- [WHAT TO DO]
Write out all of the entries exactly as given.

Dataset excerpt

------------------------

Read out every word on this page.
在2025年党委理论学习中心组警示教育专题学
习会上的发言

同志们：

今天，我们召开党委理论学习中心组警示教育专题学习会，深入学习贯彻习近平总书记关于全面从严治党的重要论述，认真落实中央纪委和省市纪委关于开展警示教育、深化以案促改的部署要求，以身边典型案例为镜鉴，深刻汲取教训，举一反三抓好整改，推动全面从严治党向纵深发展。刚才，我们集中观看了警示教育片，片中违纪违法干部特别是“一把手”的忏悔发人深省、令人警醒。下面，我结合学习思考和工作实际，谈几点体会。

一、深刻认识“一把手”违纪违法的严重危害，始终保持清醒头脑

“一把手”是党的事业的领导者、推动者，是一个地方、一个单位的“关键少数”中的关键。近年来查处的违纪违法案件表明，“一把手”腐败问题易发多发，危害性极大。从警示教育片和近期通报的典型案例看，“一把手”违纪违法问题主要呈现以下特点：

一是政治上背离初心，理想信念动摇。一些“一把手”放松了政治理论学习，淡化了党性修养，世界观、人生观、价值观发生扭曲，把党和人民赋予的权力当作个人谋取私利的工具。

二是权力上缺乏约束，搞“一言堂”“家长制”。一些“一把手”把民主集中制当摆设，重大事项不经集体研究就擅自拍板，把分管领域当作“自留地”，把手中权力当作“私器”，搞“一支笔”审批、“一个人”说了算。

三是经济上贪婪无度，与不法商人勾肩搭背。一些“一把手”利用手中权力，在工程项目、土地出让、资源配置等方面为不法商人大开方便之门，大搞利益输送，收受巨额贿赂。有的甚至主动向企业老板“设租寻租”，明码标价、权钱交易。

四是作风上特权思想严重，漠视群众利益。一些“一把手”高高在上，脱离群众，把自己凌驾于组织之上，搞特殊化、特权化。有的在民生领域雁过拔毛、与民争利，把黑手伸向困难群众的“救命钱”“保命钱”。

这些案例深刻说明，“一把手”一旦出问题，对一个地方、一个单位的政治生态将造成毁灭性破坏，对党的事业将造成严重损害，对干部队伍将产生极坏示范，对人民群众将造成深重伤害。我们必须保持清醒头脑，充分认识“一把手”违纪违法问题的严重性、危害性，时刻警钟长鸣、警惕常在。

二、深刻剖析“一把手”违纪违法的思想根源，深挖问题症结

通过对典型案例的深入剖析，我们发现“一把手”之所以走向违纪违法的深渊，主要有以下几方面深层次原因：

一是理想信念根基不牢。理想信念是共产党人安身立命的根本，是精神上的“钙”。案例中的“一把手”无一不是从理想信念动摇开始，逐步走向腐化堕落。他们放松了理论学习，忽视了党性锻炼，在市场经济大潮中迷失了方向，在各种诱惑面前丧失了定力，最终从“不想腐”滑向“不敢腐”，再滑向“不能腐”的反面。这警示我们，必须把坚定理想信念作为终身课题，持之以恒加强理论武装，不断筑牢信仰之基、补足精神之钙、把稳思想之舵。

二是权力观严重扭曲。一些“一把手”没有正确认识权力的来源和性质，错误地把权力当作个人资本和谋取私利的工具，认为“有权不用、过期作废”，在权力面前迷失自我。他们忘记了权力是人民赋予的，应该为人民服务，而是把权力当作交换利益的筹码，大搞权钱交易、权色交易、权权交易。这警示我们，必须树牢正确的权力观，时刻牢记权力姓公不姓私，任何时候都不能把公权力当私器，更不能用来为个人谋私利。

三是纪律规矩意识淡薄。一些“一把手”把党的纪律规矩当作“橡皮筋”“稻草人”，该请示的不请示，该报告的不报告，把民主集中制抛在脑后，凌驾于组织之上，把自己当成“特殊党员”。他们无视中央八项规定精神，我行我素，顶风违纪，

------------------------

- [TASK ANSWER]
Read out every word on this page.
在2025年党委理论学习中心组警示教育专题学
习会上的发言

同志们：

今天，我们召开党委理论学习中心组警示教育专题学习会，深入学习贯彻习近平总书记关于全面从严治党的重要论述，认真落实中央纪委和省市纪委关于开展警示教育、深化以案促改的部署要求，以身边典型案例为镜鉴，深刻汲取教训，举一反三抓好整改，推动全面从严治党向纵深发展。刚才，我们集中观看了警示教育片，片中违纪违法干部特别是“一把手”的忏悔发人深省、令人警醒。下面，我结合学习思考和工作实际，谈几点体会。

一、深刻认识“一把手”违纪违法的严重危害，始终保持清醒头脑

“一把手”是党的事业的领导者、推动者，是一个地方、一个单位的“关键少数”中的关键。近年来查处的违纪违法案件表明，“一把手”腐败问题易发多发，危害性极大。从警示教育片和近期通报的典型案例看，“一把手”违纪违法问题主要呈现以下特点：

一是政治上背离初心，理想信念动摇。一些“一把手”放松了政治理论学习，淡化了党性修养，世界观、人生观、价值观发生扭曲，把党和人民赋予的权力当作个人谋取私利的工具。

二是权力上缺乏约束，搞“一言堂”“家长制”。一些“一把手”把民主集中制当摆设，重大事项不经集体研究就擅自拍板，把分管领域当作“自留地”，把手中权力当作“私器”，搞“一支笔”审批、“一个人”说了算。

三是经济上贪婪无度，与不法商人勾肩搭背。一些“一把手”利用手中权力，在工程项目、土地出让、资源配置等方面为不法商人大开方便之门，大搞利益输送，收受巨额贿赂。有的甚至主动向企业老板“设租寻租”，明码标价、权钱交易。

四是作风上特权思想严重，漠视群众利益。一些“一把手”高高在上，脱离群众，把自己凌驾于组织之上，搞特殊化、特权化。有的在民生领域雁过拔毛、与民争利，把黑手伸向困难群众的“救命钱”“保命钱”。

这些案例深刻说明，“一把手”一旦出问题，对一个地方、一个单位的政治生态将造成毁灭性破坏，对党的事业将造成严重损害，对干部队伍将产生极坏示范，对人民群众将造成深重伤害。我们必须保持清醒头脑，充分认识“一把手”违纪违法问题的严重性、危害性，时刻警钟长鸣、警惕常在。

二、深刻剖析“一把手”违纪违法的思想根源，深挖问题症结

通过对典型案例的深入剖析，我们发现“一把手”之所以走向违纪违法的深渊，主要有以下几方面深层次原因：

一是理想信念根基不牢。理想信念是共产党人安身立命的根本，是精神上的“钙”。案例中的“一把手”无一不是从理想信念动摇开始，逐步走向腐化堕落。他们放松了理论学习，忽视了党性锻炼，在市场经济大潮中迷失了方向，在各种诱惑面前丧失了定力，最终从“不想腐”滑向“不敢腐”，再滑向“不能腐”的反面。这警示我们，必须把坚定理想信念作为终身课题，持之以恒加强理论武装，不断筑牢信仰之基、补足精神之钙、把稳思想之舵。

二是权力观严重扭曲。一些“一把手”没有正确认识权力的来源和性质，错误地把权力当作个人资本和谋取私利的工具，认为“有权不用、过期作废”，在权力面前迷失自我。他们忘记了权力是人民赋予的，应该为人民服务，而是把权力当作交换利益的筹码，大搞权钱交易、权色交易、权权交易。这警示我们，必须树牢正确的权力观，时刻牢记权力姓公不姓私，任何时候都不能把公权力当私器，更不能用来为个人谋私利。

三是纪律规矩意识淡薄。一些“一把手”把党的纪律规矩当作“橡皮筋”“稻草人”，该请示的不请示，该报告的不报告，把民主集中制抛在脑后，凌驾于组织之上，把自己当成“特殊党员”。他们无视中央八项规定精神，我行我素，顶风违纪，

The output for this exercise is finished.